**Data section:**
===============
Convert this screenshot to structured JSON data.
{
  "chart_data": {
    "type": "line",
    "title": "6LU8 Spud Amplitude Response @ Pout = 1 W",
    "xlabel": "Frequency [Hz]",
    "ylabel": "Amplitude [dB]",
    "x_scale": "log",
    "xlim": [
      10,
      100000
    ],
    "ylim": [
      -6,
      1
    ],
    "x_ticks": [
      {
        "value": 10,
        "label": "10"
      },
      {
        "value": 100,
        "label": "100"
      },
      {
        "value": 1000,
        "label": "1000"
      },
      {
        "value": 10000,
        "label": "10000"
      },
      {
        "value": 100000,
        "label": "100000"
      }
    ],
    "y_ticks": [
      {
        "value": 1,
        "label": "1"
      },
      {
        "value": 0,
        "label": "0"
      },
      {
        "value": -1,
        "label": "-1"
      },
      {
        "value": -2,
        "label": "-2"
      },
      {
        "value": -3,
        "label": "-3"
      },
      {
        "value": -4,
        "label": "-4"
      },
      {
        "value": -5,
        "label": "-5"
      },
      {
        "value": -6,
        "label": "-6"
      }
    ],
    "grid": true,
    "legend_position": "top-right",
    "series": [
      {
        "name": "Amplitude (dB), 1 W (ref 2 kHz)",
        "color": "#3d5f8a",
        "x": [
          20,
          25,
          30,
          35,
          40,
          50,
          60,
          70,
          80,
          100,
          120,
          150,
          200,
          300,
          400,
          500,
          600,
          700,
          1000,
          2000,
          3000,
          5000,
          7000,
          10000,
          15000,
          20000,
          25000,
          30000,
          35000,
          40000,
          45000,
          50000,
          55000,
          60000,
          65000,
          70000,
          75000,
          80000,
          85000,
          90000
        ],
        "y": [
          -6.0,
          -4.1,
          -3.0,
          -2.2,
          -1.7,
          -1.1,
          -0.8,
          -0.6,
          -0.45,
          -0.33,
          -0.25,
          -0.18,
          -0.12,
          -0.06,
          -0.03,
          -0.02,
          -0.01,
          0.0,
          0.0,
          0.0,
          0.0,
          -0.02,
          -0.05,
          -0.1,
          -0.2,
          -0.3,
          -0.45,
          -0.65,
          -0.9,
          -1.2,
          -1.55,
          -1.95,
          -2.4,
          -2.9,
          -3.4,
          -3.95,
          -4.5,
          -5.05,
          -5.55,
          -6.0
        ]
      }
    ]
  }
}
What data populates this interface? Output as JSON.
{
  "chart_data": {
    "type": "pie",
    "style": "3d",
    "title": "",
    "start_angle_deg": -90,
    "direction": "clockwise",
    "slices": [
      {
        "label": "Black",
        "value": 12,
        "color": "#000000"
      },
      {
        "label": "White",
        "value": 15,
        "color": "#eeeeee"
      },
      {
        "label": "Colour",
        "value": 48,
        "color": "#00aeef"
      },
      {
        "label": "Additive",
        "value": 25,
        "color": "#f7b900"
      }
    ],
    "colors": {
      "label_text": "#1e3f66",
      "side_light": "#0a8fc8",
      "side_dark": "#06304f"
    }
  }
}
===============
**Exercise task:**
Return the material in full, exactly as shown.

**Reply:**
Convert this screenshot to structured JSON data.
{
  "chart_data": {
    "type": "line",
    "title": "6LU8 Spud Amplitude Response @ Pout = 1 W",
    "xlabel": "Frequency [Hz]",
    "ylabel": "Amplitude [dB]",
    "x_scale": "log",
    "xlim": [
      10,
      100000
    ],
    "ylim": [
      -6,
      1
    ],
    "x_ticks": [
      {
        "value": 10,
        "label": "10"
      },
      {
        "value": 100,
        "label": "100"
      },
      {
        "value": 1000,
        "label": "1000"
      },
      {
        "value": 10000,
        "label": "10000"
      },
      {
        "value": 100000,
        "label": "100000"
      }
    ],
    "y_ticks": [
      {
        "value": 1,
        "label": "1"
      },
      {
        "value": 0,
        "label": "0"
      },
      {
        "value": -1,
        "label": "-1"
      },
      {
        "value": -2,
        "label": "-2"
      },
      {
        "value": -3,
        "label": "-3"
      },
      {
        "value": -4,
        "label": "-4"
      },
      {
        "value": -5,
        "label": "-5"
      },
      {
        "value": -6,
        "label": "-6"
      }
    ],
    "grid": true,
    "legend_position": "top-right",
    "series": [
      {
        "name": "Amplitude (dB), 1 W (ref 2 kHz)",
        "color": "#3d5f8a",
        "x": [
          20,
          25,
          30,
          35,
          40,
          50,
          60,
          70,
          80,
          100,
          120,
          150,
          200,
          300,
          400,
          500,
          600,
          700,
          1000,
          2000,
          3000,
          5000,
          7000,
          10000,
          15000,
          20000,
          25000,
          30000,
          35000,
          40000,
          45000,
          50000,
          55000,
          60000,
          65000,
          70000,
          75000,
          80000,
          85000,
          90000
        ],
        "y": [
          -6.0,
          -4.1,
          -3.0,
          -2.2,
          -1.7,
          -1.1,
          -0.8,
          -0.6,
          -0.45,
          -0.33,
          -0.25,
          -0.18,
          -0.12,
          -0.06,
          -0.03,
          -0.02,
          -0.01,
          0.0,
          0.0,
          0.0,
          0.0,
          -0.02,
          -0.05,
          -0.1,
          -0.2,
          -0.3,
          -0.45,
          -0.65,
          -0.9,
          -1.2,
          -1.55,
          -1.95,
          -2.4,
          -2.9,
          -3.4,
          -3.95,
          -4.5,
          -5.05,
          -5.55,
          -6.0
        ]
      }
    ]
  }
}
What data populates this interface? Output as JSON.
{
  "chart_data": {
    "type": "pie",
    "style": "3d",
    "title": "",
    "start_angle_deg": -90,
    "direction": "clockwise",
    "slices": [
      {
        "label": "Black",
        "value": 12,
        "color": "#000000"
      },
      {
        "label": "White",
        "value": 15,
        "color": "#eeeeee"
      },
      {
        "label": "Colour",
        "value": 48,
        "color": "#00aeef"
      },
      {
        "label": "Additive",
        "value": 25,
        "color": "#f7b900"
      }
    ],
    "colors": {
      "label_text": "#1e3f66",
      "side_light": "#0a8fc8",
      "side_dark": "#06304f"
    }
  }
}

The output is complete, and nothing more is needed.